Given request >> Reproduce the items word for word, starting at the first line and going on through the line containing "355, 695, 542]", and include both of those lines.

Input data >>
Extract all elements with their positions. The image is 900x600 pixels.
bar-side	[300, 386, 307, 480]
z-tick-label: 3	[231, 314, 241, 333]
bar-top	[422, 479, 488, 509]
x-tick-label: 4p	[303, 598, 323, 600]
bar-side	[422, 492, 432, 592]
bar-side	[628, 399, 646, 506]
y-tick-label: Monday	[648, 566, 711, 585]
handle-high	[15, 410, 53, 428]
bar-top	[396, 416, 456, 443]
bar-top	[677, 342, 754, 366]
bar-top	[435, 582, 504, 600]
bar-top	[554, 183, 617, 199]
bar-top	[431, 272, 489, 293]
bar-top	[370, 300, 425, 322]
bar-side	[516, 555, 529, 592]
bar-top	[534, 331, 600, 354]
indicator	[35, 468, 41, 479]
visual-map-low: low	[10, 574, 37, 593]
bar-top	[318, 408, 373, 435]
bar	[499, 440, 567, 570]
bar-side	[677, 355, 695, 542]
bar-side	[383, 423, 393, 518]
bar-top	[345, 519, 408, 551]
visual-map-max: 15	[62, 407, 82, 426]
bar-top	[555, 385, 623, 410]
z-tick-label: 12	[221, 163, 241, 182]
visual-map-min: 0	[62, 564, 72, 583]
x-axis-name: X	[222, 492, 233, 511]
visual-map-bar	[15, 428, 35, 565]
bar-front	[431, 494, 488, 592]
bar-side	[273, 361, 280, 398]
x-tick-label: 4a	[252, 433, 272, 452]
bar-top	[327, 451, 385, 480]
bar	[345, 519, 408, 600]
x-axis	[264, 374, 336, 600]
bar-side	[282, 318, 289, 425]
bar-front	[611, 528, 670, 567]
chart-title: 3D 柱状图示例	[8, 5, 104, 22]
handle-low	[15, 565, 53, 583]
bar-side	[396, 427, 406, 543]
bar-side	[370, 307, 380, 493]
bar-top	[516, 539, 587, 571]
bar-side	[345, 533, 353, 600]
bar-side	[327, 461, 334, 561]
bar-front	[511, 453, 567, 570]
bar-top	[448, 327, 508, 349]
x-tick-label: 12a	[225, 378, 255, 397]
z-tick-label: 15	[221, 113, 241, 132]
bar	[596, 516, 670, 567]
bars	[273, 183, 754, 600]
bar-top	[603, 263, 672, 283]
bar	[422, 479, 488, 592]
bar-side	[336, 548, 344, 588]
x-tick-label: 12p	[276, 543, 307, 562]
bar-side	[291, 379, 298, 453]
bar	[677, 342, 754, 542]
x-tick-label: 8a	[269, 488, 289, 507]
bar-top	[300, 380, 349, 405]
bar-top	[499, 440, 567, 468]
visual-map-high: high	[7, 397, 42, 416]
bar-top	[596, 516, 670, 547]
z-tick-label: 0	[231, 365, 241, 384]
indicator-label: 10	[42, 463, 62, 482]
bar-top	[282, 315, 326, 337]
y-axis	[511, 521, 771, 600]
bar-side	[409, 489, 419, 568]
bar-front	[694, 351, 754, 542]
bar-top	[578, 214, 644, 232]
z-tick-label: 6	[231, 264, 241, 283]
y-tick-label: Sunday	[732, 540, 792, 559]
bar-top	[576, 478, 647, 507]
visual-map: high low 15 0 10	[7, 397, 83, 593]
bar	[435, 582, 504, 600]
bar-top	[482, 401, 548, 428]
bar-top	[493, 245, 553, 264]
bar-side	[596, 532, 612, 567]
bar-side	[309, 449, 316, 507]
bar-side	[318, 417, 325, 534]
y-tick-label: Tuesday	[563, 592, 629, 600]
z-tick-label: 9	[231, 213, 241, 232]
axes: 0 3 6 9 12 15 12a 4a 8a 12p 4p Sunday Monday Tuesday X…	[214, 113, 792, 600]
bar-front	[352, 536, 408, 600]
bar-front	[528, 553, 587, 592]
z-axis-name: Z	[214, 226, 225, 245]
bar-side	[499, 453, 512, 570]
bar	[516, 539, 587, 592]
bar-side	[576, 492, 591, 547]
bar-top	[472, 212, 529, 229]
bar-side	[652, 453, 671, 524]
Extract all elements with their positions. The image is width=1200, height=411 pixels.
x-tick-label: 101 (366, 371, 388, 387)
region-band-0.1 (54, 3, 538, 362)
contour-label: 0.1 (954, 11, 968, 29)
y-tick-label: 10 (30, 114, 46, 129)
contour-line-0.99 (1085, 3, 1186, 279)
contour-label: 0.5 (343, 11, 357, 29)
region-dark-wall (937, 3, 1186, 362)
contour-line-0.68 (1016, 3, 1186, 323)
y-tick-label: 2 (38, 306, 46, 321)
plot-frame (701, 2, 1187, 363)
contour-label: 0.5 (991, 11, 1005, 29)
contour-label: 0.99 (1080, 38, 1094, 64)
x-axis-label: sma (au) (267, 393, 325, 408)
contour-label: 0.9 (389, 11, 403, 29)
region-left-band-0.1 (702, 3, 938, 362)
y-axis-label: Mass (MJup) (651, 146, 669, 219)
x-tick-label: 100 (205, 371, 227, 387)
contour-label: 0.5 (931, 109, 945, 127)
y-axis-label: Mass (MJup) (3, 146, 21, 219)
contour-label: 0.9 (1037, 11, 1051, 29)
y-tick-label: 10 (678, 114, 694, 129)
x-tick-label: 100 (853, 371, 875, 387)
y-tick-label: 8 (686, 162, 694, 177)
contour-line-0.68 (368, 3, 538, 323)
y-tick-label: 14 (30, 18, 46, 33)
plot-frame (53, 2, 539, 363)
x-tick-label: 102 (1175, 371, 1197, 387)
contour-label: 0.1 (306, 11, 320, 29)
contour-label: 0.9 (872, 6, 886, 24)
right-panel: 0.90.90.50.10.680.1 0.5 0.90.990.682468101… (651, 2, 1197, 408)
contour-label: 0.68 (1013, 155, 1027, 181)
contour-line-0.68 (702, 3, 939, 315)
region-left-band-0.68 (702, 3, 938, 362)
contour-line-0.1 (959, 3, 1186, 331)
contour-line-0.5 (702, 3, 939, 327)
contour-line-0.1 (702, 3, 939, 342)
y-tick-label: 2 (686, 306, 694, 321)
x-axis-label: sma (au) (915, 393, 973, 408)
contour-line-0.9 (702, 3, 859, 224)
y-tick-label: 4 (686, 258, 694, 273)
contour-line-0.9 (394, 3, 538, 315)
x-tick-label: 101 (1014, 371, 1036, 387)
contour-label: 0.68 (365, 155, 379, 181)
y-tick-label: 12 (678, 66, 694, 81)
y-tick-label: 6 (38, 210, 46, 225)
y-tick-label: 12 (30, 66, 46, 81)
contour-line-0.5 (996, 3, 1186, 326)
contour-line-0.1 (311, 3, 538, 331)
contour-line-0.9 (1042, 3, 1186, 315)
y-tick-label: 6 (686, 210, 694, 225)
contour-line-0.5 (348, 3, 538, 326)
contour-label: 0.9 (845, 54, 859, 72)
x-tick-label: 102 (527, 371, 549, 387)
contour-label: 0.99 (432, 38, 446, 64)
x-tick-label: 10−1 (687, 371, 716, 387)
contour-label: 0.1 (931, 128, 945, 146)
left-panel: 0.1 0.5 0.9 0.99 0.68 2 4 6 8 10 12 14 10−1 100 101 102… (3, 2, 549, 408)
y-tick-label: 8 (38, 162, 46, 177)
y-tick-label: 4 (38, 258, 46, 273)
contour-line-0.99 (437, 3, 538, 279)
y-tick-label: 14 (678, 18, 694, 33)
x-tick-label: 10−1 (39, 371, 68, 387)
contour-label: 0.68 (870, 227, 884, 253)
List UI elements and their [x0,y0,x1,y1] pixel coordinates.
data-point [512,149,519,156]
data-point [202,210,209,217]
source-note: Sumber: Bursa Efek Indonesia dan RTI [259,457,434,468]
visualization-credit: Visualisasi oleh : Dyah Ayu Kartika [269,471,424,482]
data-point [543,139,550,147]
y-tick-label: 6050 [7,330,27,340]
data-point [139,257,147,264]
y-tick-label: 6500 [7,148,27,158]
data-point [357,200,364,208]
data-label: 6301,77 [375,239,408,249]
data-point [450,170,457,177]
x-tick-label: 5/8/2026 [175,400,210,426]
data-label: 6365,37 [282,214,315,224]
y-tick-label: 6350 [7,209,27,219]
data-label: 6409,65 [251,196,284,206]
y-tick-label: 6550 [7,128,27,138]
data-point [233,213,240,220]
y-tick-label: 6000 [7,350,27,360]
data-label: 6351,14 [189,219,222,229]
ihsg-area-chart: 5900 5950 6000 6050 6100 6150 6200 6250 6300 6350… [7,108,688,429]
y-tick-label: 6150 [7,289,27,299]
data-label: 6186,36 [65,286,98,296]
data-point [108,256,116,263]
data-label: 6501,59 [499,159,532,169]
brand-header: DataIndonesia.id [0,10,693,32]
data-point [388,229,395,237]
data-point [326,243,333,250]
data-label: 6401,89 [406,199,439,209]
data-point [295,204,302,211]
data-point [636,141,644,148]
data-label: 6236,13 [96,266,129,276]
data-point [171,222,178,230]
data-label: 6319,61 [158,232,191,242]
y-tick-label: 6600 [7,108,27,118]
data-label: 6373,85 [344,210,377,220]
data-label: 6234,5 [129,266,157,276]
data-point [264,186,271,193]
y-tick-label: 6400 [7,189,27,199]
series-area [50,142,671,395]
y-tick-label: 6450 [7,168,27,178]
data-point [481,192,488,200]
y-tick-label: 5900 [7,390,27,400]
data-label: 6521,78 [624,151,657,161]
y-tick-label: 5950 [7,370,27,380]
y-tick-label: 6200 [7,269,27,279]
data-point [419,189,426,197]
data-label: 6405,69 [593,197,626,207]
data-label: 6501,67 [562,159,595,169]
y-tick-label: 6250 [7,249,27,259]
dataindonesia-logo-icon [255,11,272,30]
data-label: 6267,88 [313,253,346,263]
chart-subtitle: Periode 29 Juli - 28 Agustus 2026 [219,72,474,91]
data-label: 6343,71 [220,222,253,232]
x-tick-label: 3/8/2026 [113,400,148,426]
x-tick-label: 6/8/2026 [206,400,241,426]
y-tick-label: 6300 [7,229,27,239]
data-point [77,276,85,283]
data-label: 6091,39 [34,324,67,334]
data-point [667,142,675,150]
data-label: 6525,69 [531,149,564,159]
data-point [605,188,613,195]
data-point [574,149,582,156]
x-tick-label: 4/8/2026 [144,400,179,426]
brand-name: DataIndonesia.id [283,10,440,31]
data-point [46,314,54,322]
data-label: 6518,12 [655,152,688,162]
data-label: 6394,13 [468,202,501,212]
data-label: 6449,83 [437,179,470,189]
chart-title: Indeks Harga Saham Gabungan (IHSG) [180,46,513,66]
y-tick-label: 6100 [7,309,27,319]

Response to the exercise >>
Extract all elements with their positions. The image is 900x600 pixels.
bar-side	[300, 386, 307, 480]
z-tick-label: 3	[231, 314, 241, 333]
bar-top	[422, 479, 488, 509]
x-tick-label: 4p	[303, 598, 323, 600]
bar-side	[422, 492, 432, 592]
bar-side	[628, 399, 646, 506]
y-tick-label: Monday	[648, 566, 711, 585]
handle-high	[15, 410, 53, 428]
bar-top	[396, 416, 456, 443]
bar-top	[677, 342, 754, 366]
bar-top	[435, 582, 504, 600]
bar-top	[554, 183, 617, 199]
bar-top	[431, 272, 489, 293]
bar-top	[370, 300, 425, 322]
bar-side	[516, 555, 529, 592]
bar-top	[534, 331, 600, 354]
indicator	[35, 468, 41, 479]
visual-map-low: low	[10, 574, 37, 593]
bar-top	[318, 408, 373, 435]
bar	[499, 440, 567, 570]
bar-side	[677, 355, 695, 542]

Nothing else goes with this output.